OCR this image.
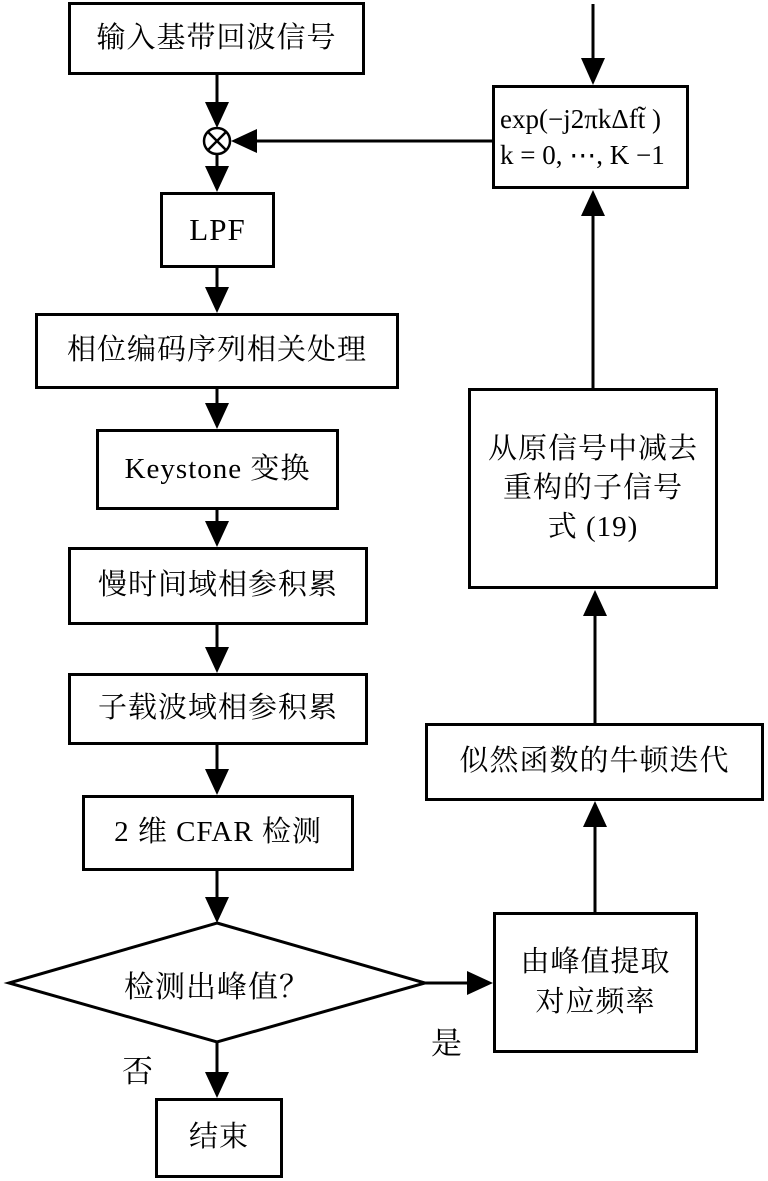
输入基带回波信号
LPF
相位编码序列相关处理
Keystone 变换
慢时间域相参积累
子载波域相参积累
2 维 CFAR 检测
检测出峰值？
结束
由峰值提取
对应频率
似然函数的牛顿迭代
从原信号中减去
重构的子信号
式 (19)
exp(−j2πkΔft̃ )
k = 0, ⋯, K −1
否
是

◆ ◆ ◆ ◆ ◆

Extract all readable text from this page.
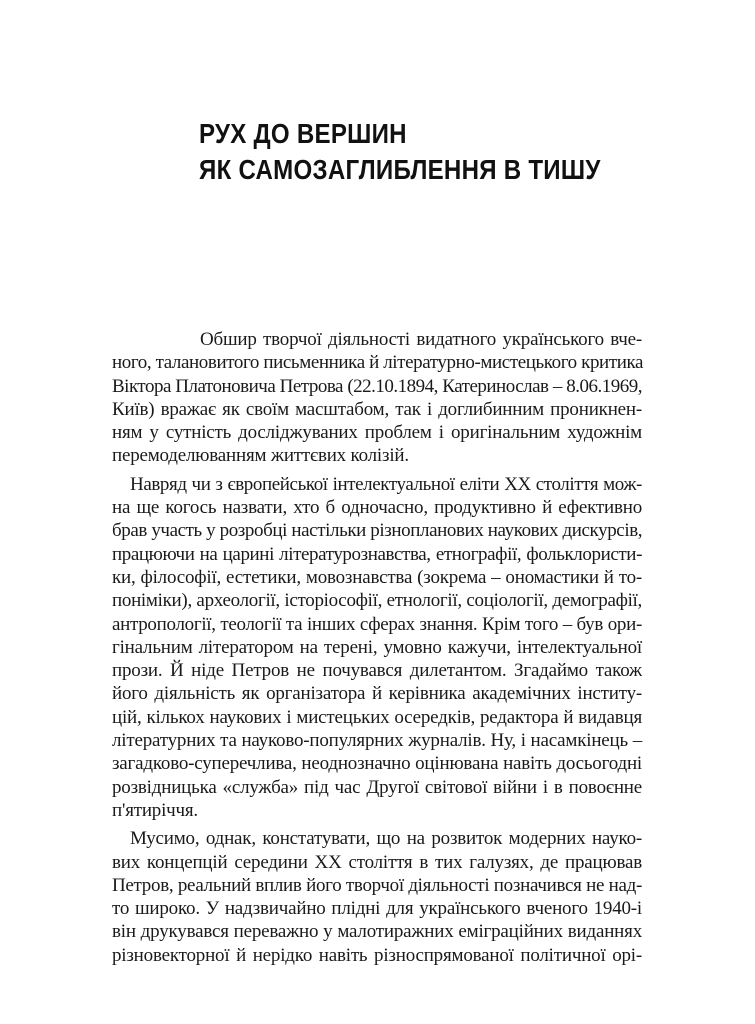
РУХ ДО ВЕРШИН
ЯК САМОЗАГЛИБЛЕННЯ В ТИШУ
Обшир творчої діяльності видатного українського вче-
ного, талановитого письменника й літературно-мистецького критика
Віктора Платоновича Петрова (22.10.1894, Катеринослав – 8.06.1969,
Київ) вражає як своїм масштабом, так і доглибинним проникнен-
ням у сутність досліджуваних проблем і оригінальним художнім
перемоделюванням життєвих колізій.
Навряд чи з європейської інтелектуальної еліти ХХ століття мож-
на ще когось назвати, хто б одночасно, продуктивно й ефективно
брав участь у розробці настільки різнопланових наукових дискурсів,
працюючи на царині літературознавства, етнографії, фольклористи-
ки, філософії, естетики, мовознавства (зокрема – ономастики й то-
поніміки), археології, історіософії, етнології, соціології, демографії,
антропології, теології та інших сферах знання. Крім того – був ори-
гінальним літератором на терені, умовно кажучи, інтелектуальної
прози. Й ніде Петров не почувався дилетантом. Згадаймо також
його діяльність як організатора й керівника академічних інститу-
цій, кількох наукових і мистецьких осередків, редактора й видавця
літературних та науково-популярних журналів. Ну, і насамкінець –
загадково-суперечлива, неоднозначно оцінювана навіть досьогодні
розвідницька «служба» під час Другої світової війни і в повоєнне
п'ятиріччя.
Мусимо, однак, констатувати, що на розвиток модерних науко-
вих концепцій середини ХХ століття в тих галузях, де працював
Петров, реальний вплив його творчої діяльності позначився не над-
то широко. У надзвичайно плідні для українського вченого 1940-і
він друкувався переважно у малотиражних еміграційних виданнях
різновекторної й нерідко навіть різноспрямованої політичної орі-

◆ ◆ ◆ ◆ ◆

Set task:
Look through the data and gather every line with the string "творчої" in it.

Expected output:
Обшир творчої діяльності видатного українського вче-
Петров, реальний вплив його творчої діяльності позначився не над-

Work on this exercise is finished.